◆ **WHAT THE TASK ASKS**: Reproduce the listing word for word, leaving every picture behind.

◆ **RECORDS SUPPLIED**:
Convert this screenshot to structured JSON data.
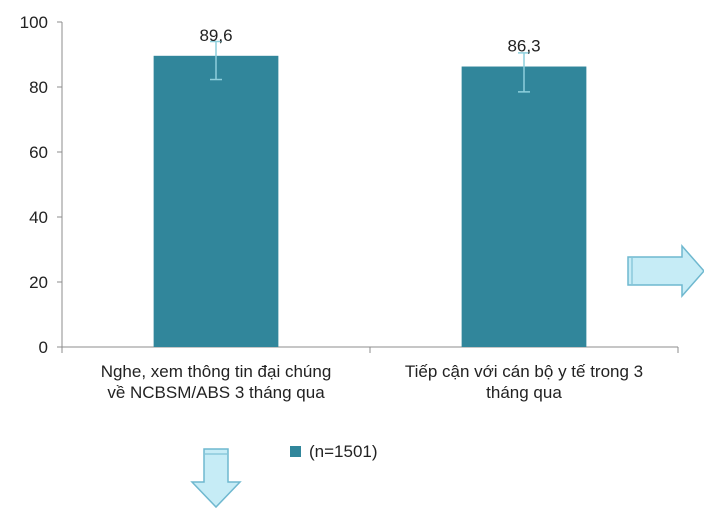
{
  "chart_data": {
    "type": "bar",
    "categories": [
      [
        "Nghe, xem thông tin đại chúng",
        "về NCBSM/ABS 3 tháng qua"
      ],
      [
        "Tiếp cận với cán bộ y tế trong 3",
        "tháng qua"
      ]
    ],
    "series": [
      {
        "name": "(n=1501)",
        "values": [
          89.6,
          86.3
        ],
        "data_labels": [
          "89,6",
          "86,3"
        ],
        "error_low": [
          82.3,
          78.5
        ],
        "error_high": [
          94.0,
          90.5
        ]
      }
    ],
    "ylim": [
      0,
      100
    ],
    "yticks": [
      0,
      20,
      40,
      60,
      80,
      100
    ],
    "grid": false,
    "legend_position": "bottom",
    "colors": {
      "bar": "#31869b",
      "error_bar": "#8ecfdc",
      "arrow_fill": "#c6ecf6",
      "arrow_stroke": "#6fb8cf"
    }
  },
  "decorations": {
    "arrows": [
      {
        "name": "right-arrow",
        "direction": "right"
      },
      {
        "name": "down-arrow",
        "direction": "down"
      }
    ]
  }
}
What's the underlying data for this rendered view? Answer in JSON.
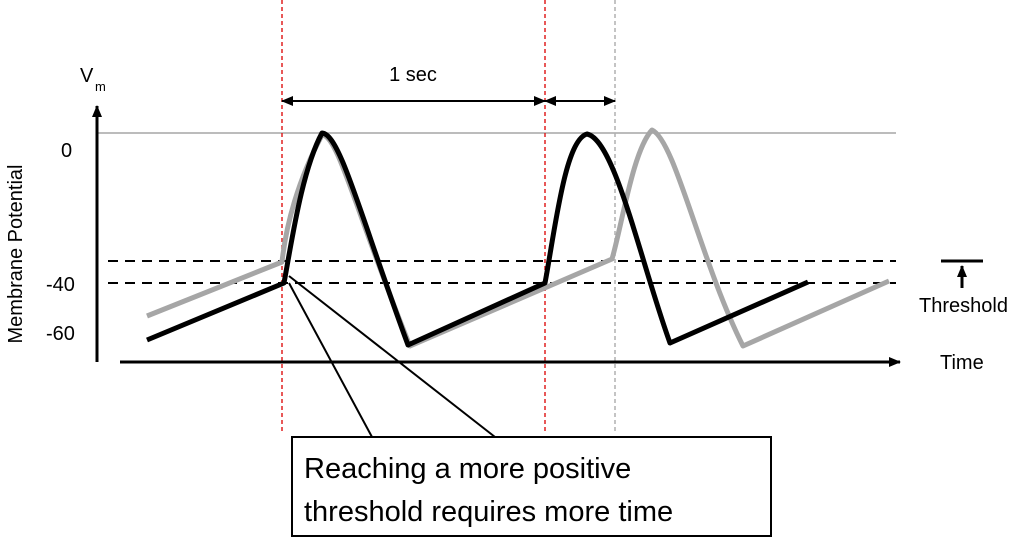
{
  "axis": {
    "y_symbol": "V",
    "y_symbol_sub": "m",
    "y_title": "Membrane Potential",
    "x_title": "Time",
    "y_ticks": [
      "0",
      "-40",
      "-60"
    ]
  },
  "interval_label": "1 sec",
  "threshold_label": "Threshold",
  "callout": {
    "line1": "Reaching a more positive",
    "line2": "threshold requires more time"
  },
  "colors": {
    "black_trace": "#000000",
    "gray_trace": "#a6a6a6",
    "event_marker": "#e02020",
    "delayed_marker": "#b0b0b0",
    "zero_line": "#a6a6a6"
  }
}
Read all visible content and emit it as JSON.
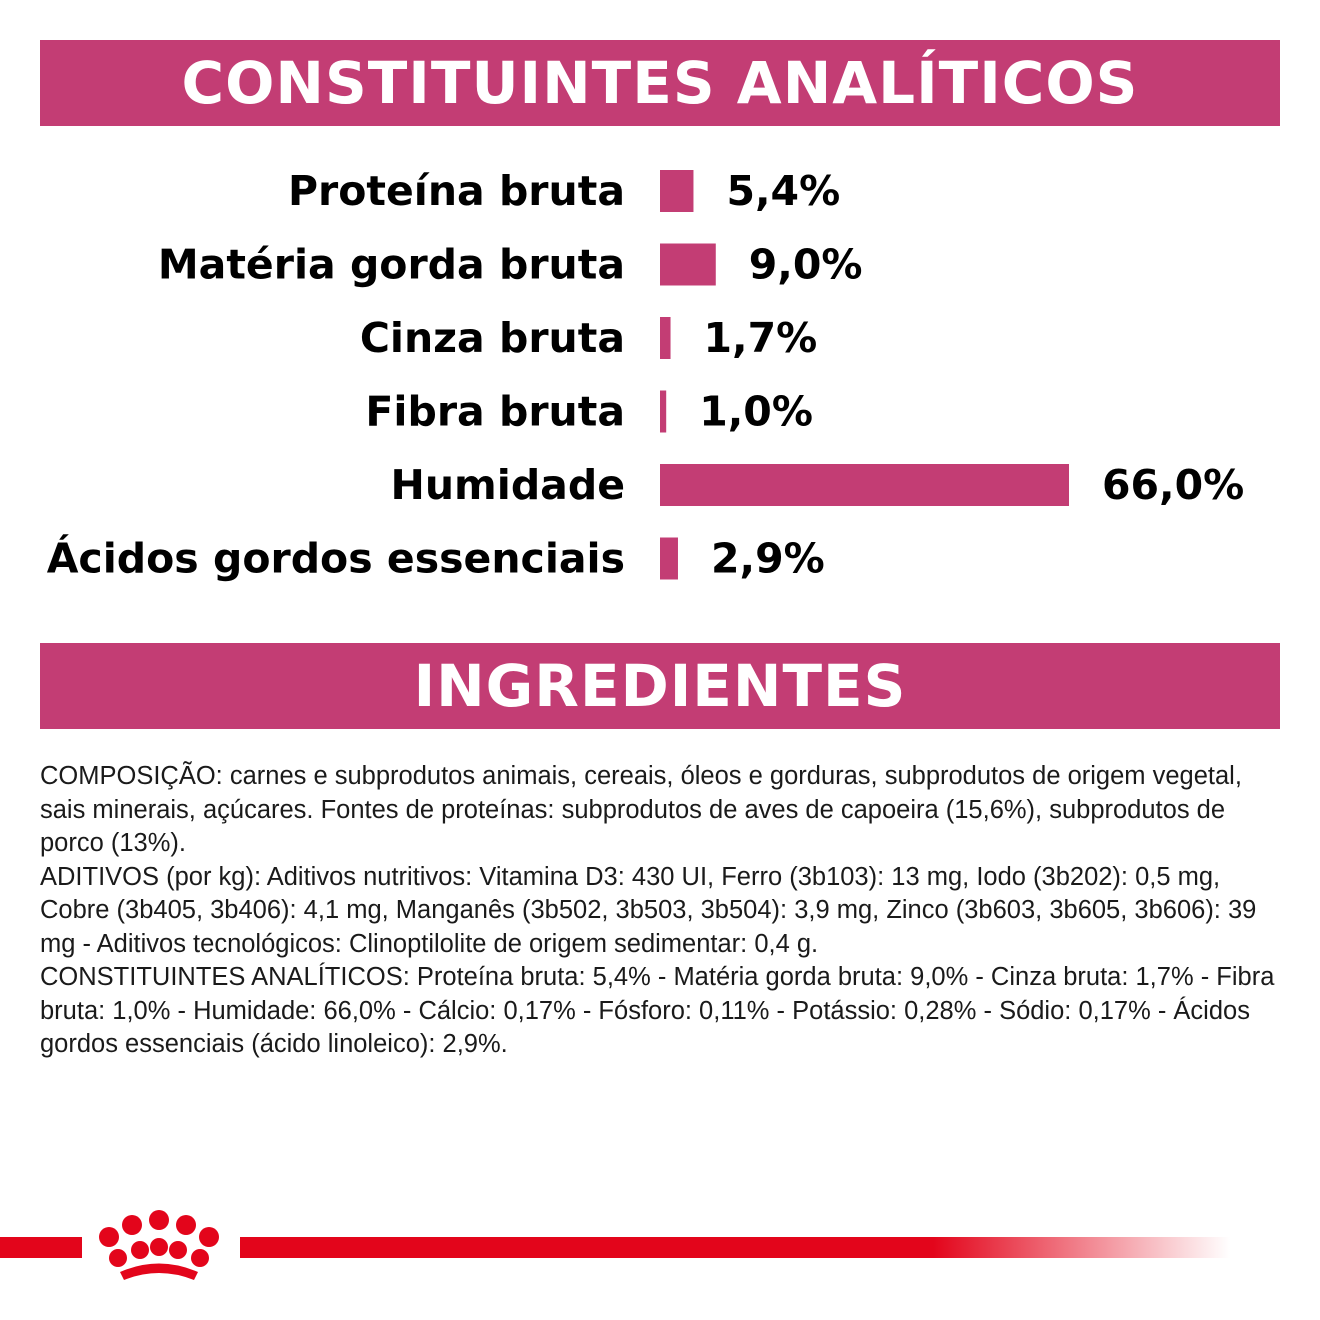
{
  "accent_color": "#c33d74",
  "brand_red": "#e3051b",
  "headers": {
    "analytics": "CONSTITUINTES ANALÍTICOS",
    "ingredients": "INGREDIENTES"
  },
  "chart_data": {
    "type": "bar",
    "orientation": "horizontal",
    "categories": [
      "Proteína bruta",
      "Matéria gorda bruta",
      "Cinza bruta",
      "Fibra bruta",
      "Humidade",
      "Ácidos gordos essenciais"
    ],
    "values": [
      5.4,
      9.0,
      1.7,
      1.0,
      66.0,
      2.9
    ],
    "value_labels": [
      "5,4%",
      "9,0%",
      "1,7%",
      "1,0%",
      "66,0%",
      "2,9%"
    ],
    "color": "#c33d74",
    "xlim": [
      0,
      66.0
    ],
    "grid": false
  },
  "composition": {
    "paragraphs": [
      "COMPOSIÇÃO: carnes e subprodutos animais, cereais, óleos e gorduras, subprodutos de origem vegetal, sais minerais, açúcares. Fontes de proteínas: subprodutos de aves de capoeira (15,6%), subprodutos de porco (13%).",
      "ADITIVOS (por kg): Aditivos nutritivos: Vitamina D3: 430 UI, Ferro (3b103): 13 mg, Iodo (3b202): 0,5 mg, Cobre (3b405, 3b406): 4,1 mg, Manganês (3b502, 3b503, 3b504): 3,9 mg, Zinco (3b603, 3b605, 3b606): 39 mg - Aditivos tecnológicos: Clinoptilolite de origem sedimentar: 0,4 g.",
      "CONSTITUINTES ANALÍTICOS: Proteína bruta: 5,4% - Matéria gorda bruta: 9,0% - Cinza bruta: 1,7% - Fibra bruta: 1,0% - Humidade: 66,0% - Cálcio: 0,17% - Fósforo: 0,11% - Potássio: 0,28% - Sódio: 0,17% - Ácidos gordos essenciais (ácido linoleico): 2,9%."
    ]
  },
  "logo": {
    "icon": "royal-canin-crown-icon"
  }
}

◆ **FINISHED TASK**:
Convert this screenshot to structured JSON data.
{
  "chart_data": {
    "type": "bar",
    "categories": [
      [
        "Nghe, xem thông tin đại chúng",
        "về NCBSM/ABS 3 tháng qua"
      ],
      [
        "Tiếp cận với cán bộ y tế trong 3",
        "tháng qua"
      ]
    ],
    "series": [
      {
        "name": "(n=1501)",
        "values": [
          89.6,
          86.3
        ],
        "data_labels": [
          "89,6",
          "86,3"
        ],
        "error_low": [
          82.3,
          78.5
        ],
        "error_high": [
          94.0,
          90.5
        ]
      }
    ],
    "ylim": [
      0,
      100
    ],
    "yticks": [
      0,
      20,
      40,
      60,
      80,
      100
    ],
    "grid": false,
    "legend_position": "bottom",
    "colors": {
      "bar": "#31869b",
      "error_bar": "#8ecfdc",
      "arrow_fill": "#c6ecf6",
      "arrow_stroke": "#6fb8cf"
    }
  },
  "decorations": {
    "arrows": [
      {
        "name": "right-arrow",
        "direction": "right"
      },
      {
        "name": "down-arrow",
        "direction": "down"
      }
    ]
  }
}
What's the underlying data for this rendered view? Answer in JSON.
{
  "axis": {
    "y_symbol": "V",
    "y_symbol_sub": "m",
    "y_title": "Membrane Potential",
    "x_title": "Time",
    "y_ticks": [
      "0",
      "-40",
      "-60"
    ]
  },
  "interval_label": "1 sec",
  "threshold_label": "Threshold",
  "callout": {
    "line1": "Reaching a more positive",
    "line2": "threshold requires more time"
  },
  "colors": {
    "black_trace": "#000000",
    "gray_trace": "#a6a6a6",
    "event_marker": "#e02020",
    "delayed_marker": "#b0b0b0",
    "zero_line": "#a6a6a6"
  }
}
Read all visible content and emit it as JSON.
{
  "accent_color": "#c33d74",
  "brand_red": "#e3051b",
  "headers": {
    "analytics": "CONSTITUINTES ANALÍTICOS",
    "ingredients": "INGREDIENTES"
  },
  "chart_data": {
    "type": "bar",
    "orientation": "horizontal",
    "categories": [
      "Proteína bruta",
      "Matéria gorda bruta",
      "Cinza bruta",
      "Fibra bruta",
      "Humidade",
      "Ácidos gordos essenciais"
    ],
    "values": [
      5.4,
      9.0,
      1.7,
      1.0,
      66.0,
      2.9
    ],
    "value_labels": [
      "5,4%",
      "9,0%",
      "1,7%",
      "1,0%",
      "66,0%",
      "2,9%"
    ],
    "color": "#c33d74",
    "xlim": [
      0,
      66.0
    ],
    "grid": false
  },
  "composition": {
    "paragraphs": [
      "COMPOSIÇÃO: carnes e subprodutos animais, cereais, óleos e gorduras, subprodutos de origem vegetal, sais minerais, açúcares. Fontes de proteínas: subprodutos de aves de capoeira (15,6%), subprodutos de porco (13%).",
      "ADITIVOS (por kg): Aditivos nutritivos: Vitamina D3: 430 UI, Ferro (3b103): 13 mg, Iodo (3b202): 0,5 mg, Cobre (3b405, 3b406): 4,1 mg, Manganês (3b502, 3b503, 3b504): 3,9 mg, Zinco (3b603, 3b605, 3b606): 39 mg - Aditivos tecnológicos: Clinoptilolite de origem sedimentar: 0,4 g.",
      "CONSTITUINTES ANALÍTICOS: Proteína bruta: 5,4% - Matéria gorda bruta: 9,0% - Cinza bruta: 1,7% - Fibra bruta: 1,0% - Humidade: 66,0% - Cálcio: 0,17% - Fósforo: 0,11% - Potássio: 0,28% - Sódio: 0,17% - Ácidos gordos essenciais (ácido linoleico): 2,9%."
    ]
  },
  "logo": {
    "icon": "royal-canin-crown-icon"
  }
}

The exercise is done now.